*Requirement*:
Check each line of the listing for the word "text" and give only the number of lines that have it.

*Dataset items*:

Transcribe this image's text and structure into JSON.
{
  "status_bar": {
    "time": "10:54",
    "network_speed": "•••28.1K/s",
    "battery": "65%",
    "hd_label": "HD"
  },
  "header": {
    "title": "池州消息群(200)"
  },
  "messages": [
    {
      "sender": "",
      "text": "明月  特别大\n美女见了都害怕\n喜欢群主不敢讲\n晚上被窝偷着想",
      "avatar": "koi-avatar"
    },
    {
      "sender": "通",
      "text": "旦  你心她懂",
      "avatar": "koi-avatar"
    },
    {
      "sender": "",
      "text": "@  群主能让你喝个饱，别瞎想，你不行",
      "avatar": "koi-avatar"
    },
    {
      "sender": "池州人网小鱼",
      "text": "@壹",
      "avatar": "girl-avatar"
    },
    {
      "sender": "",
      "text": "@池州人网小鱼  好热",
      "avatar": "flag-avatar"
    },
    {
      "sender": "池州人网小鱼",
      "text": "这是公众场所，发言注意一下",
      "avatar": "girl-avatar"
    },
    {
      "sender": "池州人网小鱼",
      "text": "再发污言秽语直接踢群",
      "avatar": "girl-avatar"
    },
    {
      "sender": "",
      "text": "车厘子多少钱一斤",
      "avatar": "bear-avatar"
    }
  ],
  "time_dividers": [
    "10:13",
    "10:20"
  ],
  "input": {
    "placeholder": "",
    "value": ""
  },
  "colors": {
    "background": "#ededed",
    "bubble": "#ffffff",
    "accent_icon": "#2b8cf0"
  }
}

*Output of the exercise*:
9